▶ **Data for this exercise**:
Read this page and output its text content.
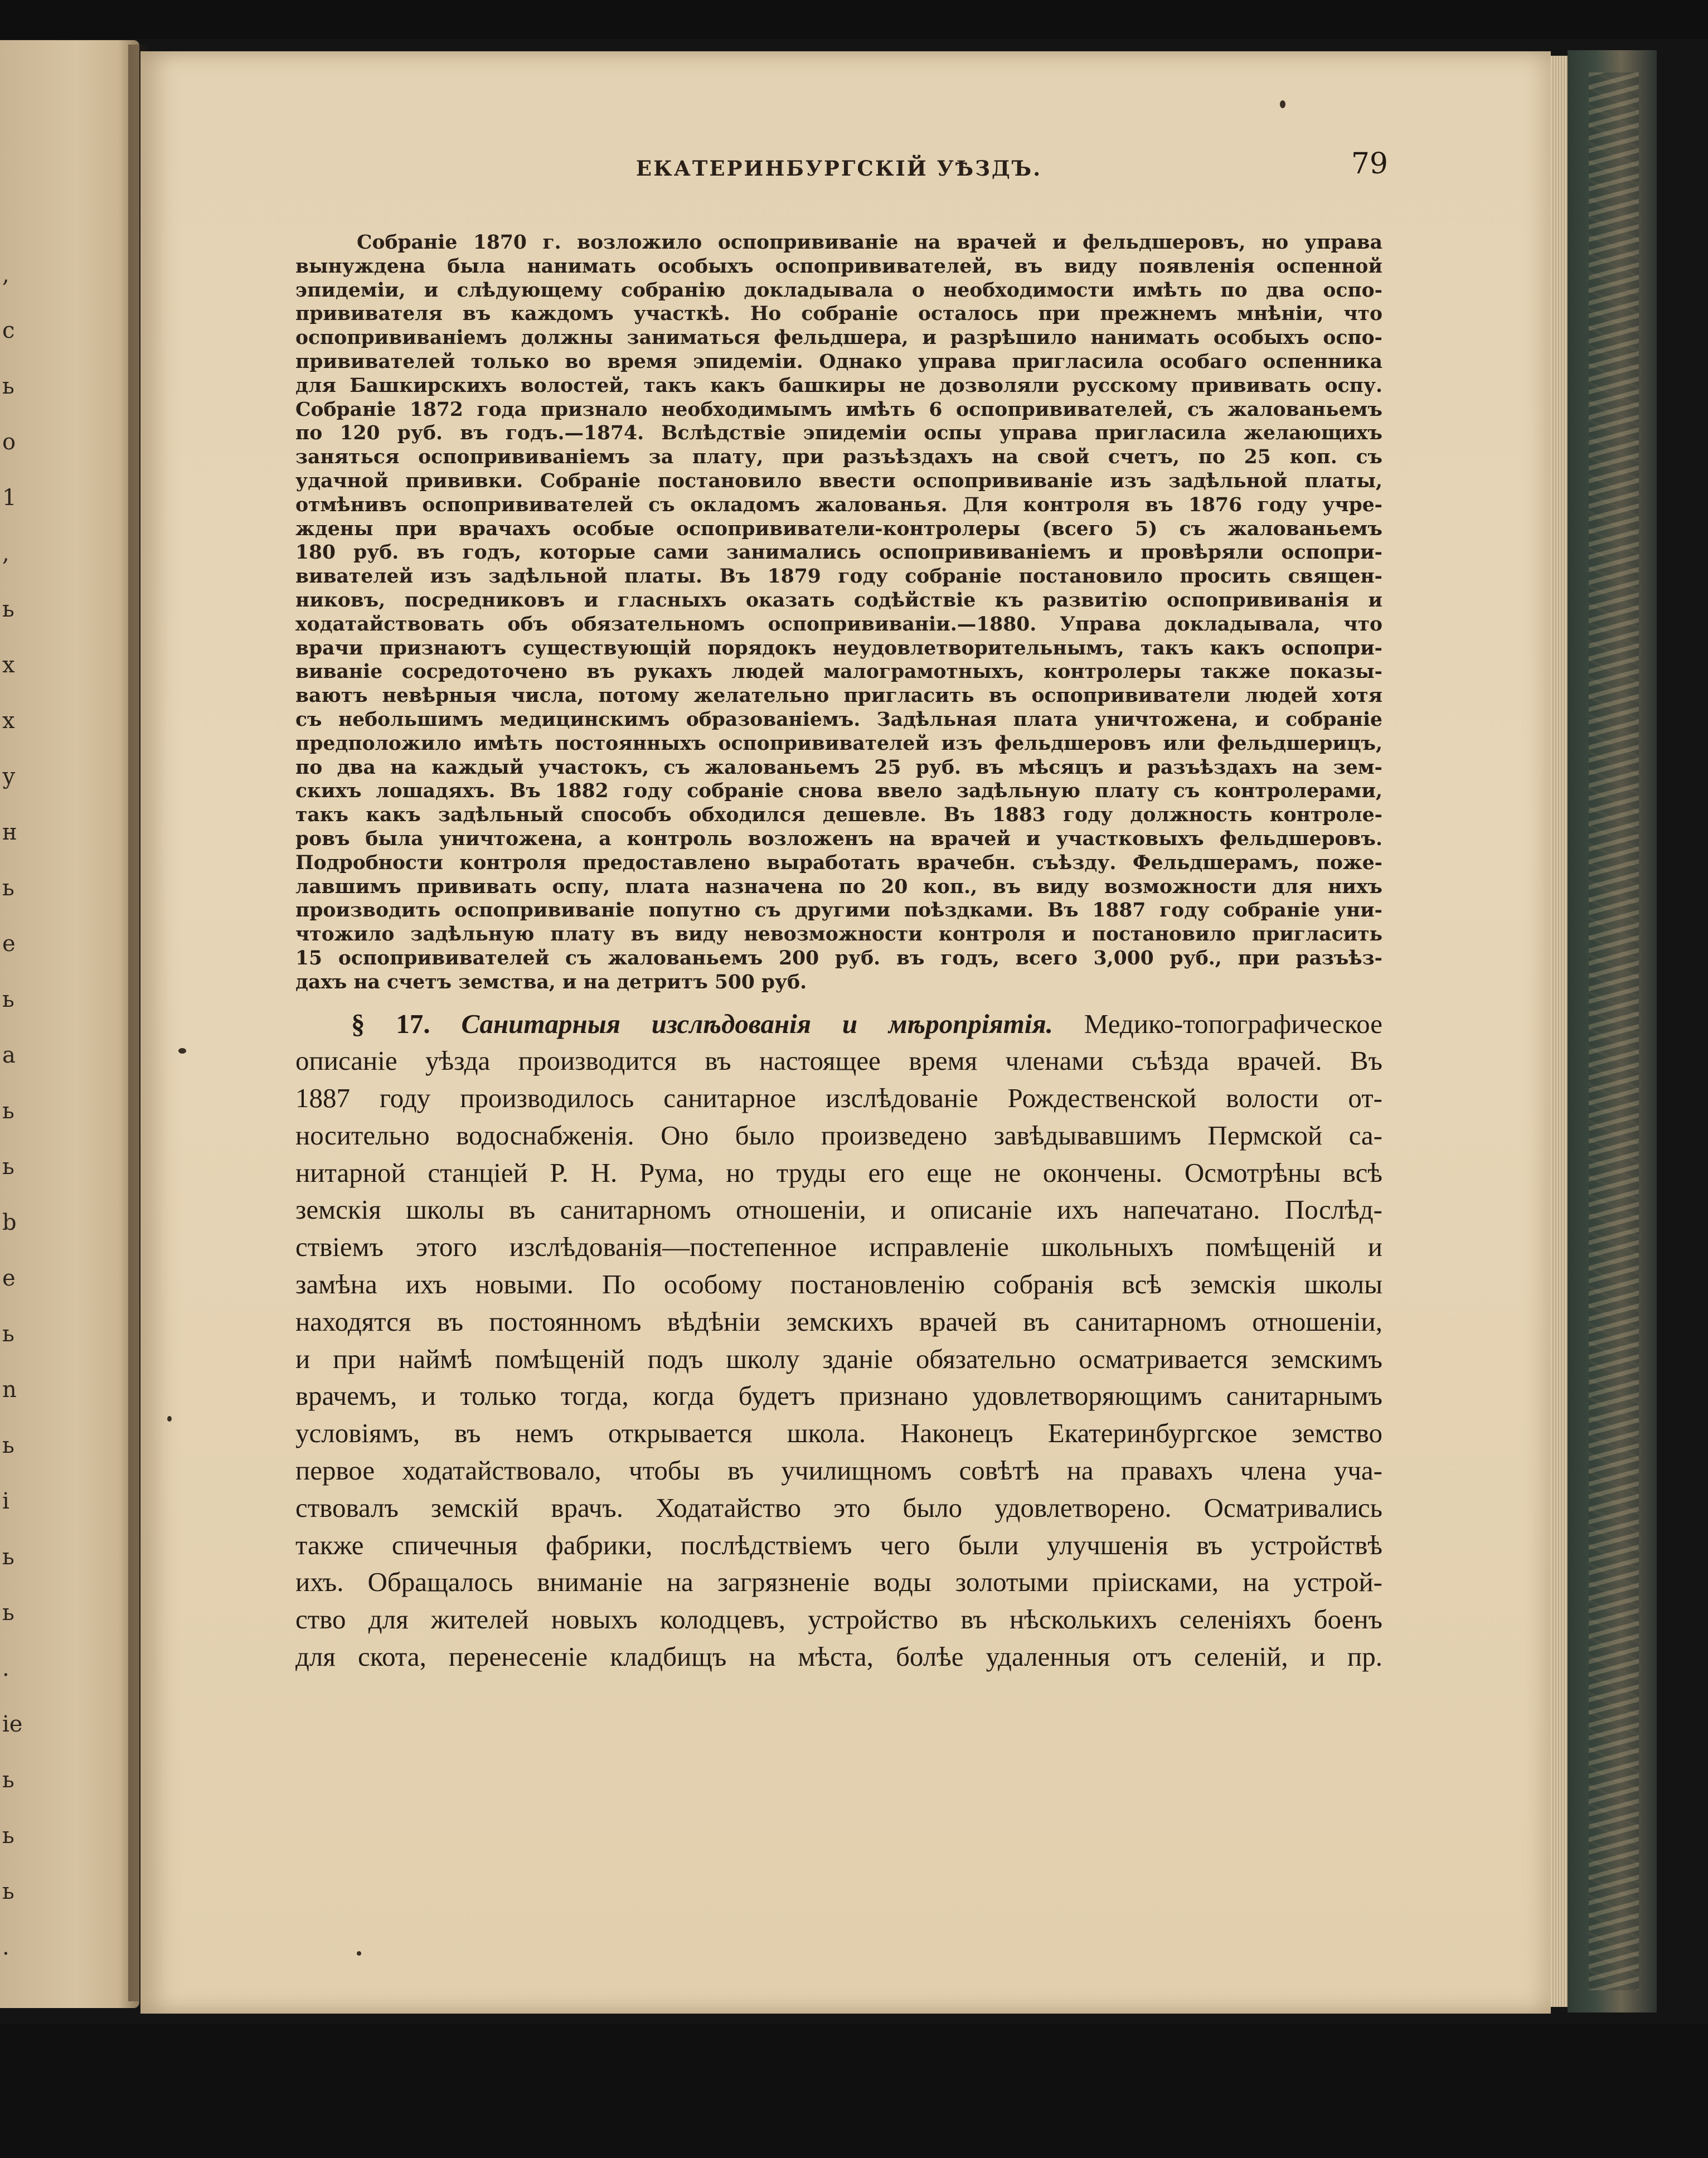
,
с
ь
о
1
,
ь
х
х
у
н
ь
e
ь
a
ь
ь
b
e
ь
n
ь
i
ь
ь
.
ie
ь
ь
ь
.
ЕКАТЕРИНБУРГСКІЙ УѢЗДЪ.	79
Собраніе 1870 г. возложило оспопрививаніе на врачей и фельдшеровъ, но управа
вынуждена была нанимать особыхъ оспопрививателей, въ виду появленія оспенной
эпидеміи, и слѣдующему собранію докладывала о необходимости имѣть по два оспо-
прививателя въ каждомъ участкѣ. Но собраніе осталось при прежнемъ мнѣніи, что
оспопрививаніемъ должны заниматься фельдшера, и разрѣшило нанимать особыхъ оспо-
прививателей только во время эпидеміи. Однако управа пригласила особаго оспенника
для Башкирскихъ волостей, такъ какъ башкиры не дозволяли русскому прививать оспу.
Собраніе 1872 года признало необходимымъ имѣть 6 оспопрививателей, съ жалованьемъ
по 120 руб. въ годъ.—1874. Вслѣдствіе эпидеміи оспы управа пригласила желающихъ
заняться оспопрививаніемъ за плату, при разъѣздахъ на свой счетъ, по 25 коп. съ
удачной прививки. Собраніе постановило ввести оспопрививаніе изъ задѣльной платы,
отмѣнивъ оспопрививателей съ окладомъ жалованья. Для контроля въ 1876 году учре-
ждены при врачахъ особые оспопрививатели-контролеры (всего 5) съ жалованьемъ
180 руб. въ годъ, которые сами занимались оспопрививаніемъ и провѣряли оспопри-
вивателей изъ задѣльной платы. Въ 1879 году собраніе постановило просить священ-
никовъ, посредниковъ и гласныхъ оказать содѣйствіе къ развитію оспопрививанія и
ходатайствовать объ обязательномъ оспопрививаніи.—1880. Управа докладывала, что
врачи признаютъ существующій порядокъ неудовлетворительнымъ, такъ какъ оспопри-
виваніе сосредоточено въ рукахъ людей малограмотныхъ, контролеры также показы-
ваютъ невѣрныя числа, потому желательно пригласить въ оспопрививатели людей хотя
съ небольшимъ медицинскимъ образованіемъ. Задѣльная плата уничтожена, и собраніе
предположило имѣть постоянныхъ оспопрививателей изъ фельдшеровъ или фельдшерицъ,
по два на каждый участокъ, съ жалованьемъ 25 руб. въ мѣсяцъ и разъѣздахъ на зем-
скихъ лошадяхъ. Въ 1882 году собраніе снова ввело задѣльную плату съ контролерами,
такъ какъ задѣльный способъ обходился дешевле. Въ 1883 году должность контроле-
ровъ была уничтожена, а контроль возложенъ на врачей и участковыхъ фельдшеровъ.
Подробности контроля предоставлено выработать врачебн. съѣзду. Фельдшерамъ, поже-
лавшимъ прививать оспу, плата назначена по 20 коп., въ виду возможности для нихъ
производить оспопрививаніе попутно съ другими поѣздками. Въ 1887 году собраніе уни-
чтожило задѣльную плату въ виду невозможности контроля и постановило пригласить
15 оспопрививателей съ жалованьемъ 200 руб. въ годъ, всего 3,000 руб., при разъѣз-
дахъ на счетъ земства, и на детритъ 500 руб.
§ 17. Санитарныя изслѣдованія и мѣропріятія. Медико-топографическое
описаніе уѣзда производится въ настоящее время членами съѣзда врачей. Въ
1887 году производилось санитарное изслѣдованіе Рождественской волости от-
носительно водоснабженія. Оно было произведено завѣдывавшимъ Пермской са-
нитарной станціей Р. Н. Рума, но труды его еще не окончены. Осмотрѣны всѣ
земскія школы въ санитарномъ отношеніи, и описаніе ихъ напечатано. Послѣд-
ствіемъ этого изслѣдованія—постепенное исправленіе школьныхъ помѣщеній и
замѣна ихъ новыми. По особому постановленію собранія всѣ земскія школы
находятся въ постоянномъ вѣдѣніи земскихъ врачей въ санитарномъ отношеніи,
и при наймѣ помѣщеній подъ школу зданіе обязательно осматривается земскимъ
врачемъ, и только тогда, когда будетъ признано удовлетворяющимъ санитарнымъ
условіямъ, въ немъ открывается школа. Наконецъ Екатеринбургское земство
первое ходатайствовало, чтобы въ училищномъ совѣтѣ на правахъ члена уча-
ствовалъ земскій врачъ. Ходатайство это было удовлетворено. Осматривались
также спичечныя фабрики, послѣдствіемъ чего были улучшенія въ устройствѣ
ихъ. Обращалось вниманіе на загрязненіе воды золотыми пріисками, на устрой-
ство для жителей новыхъ колодцевъ, устройство въ нѣсколькихъ селеніяхъ боенъ
для скота, перенесеніе кладбищъ на мѣста, болѣе удаленныя отъ селеній, и пр.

▶ **Problem requirements**: From the entries above, copy out every line where the string "пригласить" appears.

▶ **Answer to this exercise**:
ваютъ невѣрныя числа, потому желательно пригласить въ оспопрививатели людей хотя
чтожило задѣльную плату въ виду невозможности контроля и постановило пригласить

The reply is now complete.